• EXERCISE PROMPT
Locate each line in the records containing "JSON". Copy it.

[Figure collection entries]
────────────────

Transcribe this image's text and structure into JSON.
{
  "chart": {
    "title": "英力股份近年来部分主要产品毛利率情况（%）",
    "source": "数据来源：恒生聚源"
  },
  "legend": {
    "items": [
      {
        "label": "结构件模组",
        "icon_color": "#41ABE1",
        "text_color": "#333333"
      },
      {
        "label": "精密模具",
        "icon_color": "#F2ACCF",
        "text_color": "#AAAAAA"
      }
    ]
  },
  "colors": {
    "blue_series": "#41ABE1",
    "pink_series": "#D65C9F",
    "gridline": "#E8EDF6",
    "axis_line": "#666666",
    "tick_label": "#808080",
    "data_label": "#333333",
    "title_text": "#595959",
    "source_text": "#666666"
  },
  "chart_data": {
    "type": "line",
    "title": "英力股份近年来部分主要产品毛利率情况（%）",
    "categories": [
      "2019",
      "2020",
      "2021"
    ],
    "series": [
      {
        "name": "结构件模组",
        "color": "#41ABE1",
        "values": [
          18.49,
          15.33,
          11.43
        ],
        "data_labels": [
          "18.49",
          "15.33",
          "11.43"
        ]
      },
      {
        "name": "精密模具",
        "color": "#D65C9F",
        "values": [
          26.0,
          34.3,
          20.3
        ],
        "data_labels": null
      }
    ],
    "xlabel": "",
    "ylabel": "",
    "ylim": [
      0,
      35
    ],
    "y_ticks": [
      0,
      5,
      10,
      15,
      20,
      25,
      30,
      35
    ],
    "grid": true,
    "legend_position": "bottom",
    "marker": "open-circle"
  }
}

────────────────

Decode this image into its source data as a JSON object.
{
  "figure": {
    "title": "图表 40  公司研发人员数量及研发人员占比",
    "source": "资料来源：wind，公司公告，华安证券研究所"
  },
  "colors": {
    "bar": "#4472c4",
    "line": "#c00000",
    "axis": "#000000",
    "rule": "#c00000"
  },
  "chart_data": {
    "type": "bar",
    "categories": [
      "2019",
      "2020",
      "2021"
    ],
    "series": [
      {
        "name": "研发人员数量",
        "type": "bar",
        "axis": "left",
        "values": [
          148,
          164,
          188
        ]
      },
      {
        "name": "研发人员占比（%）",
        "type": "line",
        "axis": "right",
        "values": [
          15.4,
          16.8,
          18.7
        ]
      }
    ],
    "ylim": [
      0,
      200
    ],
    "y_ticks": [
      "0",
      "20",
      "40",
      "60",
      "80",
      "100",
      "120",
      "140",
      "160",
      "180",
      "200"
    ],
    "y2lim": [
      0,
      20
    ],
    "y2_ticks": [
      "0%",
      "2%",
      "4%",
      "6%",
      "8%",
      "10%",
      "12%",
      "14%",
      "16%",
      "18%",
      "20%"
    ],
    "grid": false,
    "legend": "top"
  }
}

────────────────

• RESPONSE TO THIS EXERCISE
Transcribe this image's text and structure into JSON.
Decode this image into its source data as a JSON object.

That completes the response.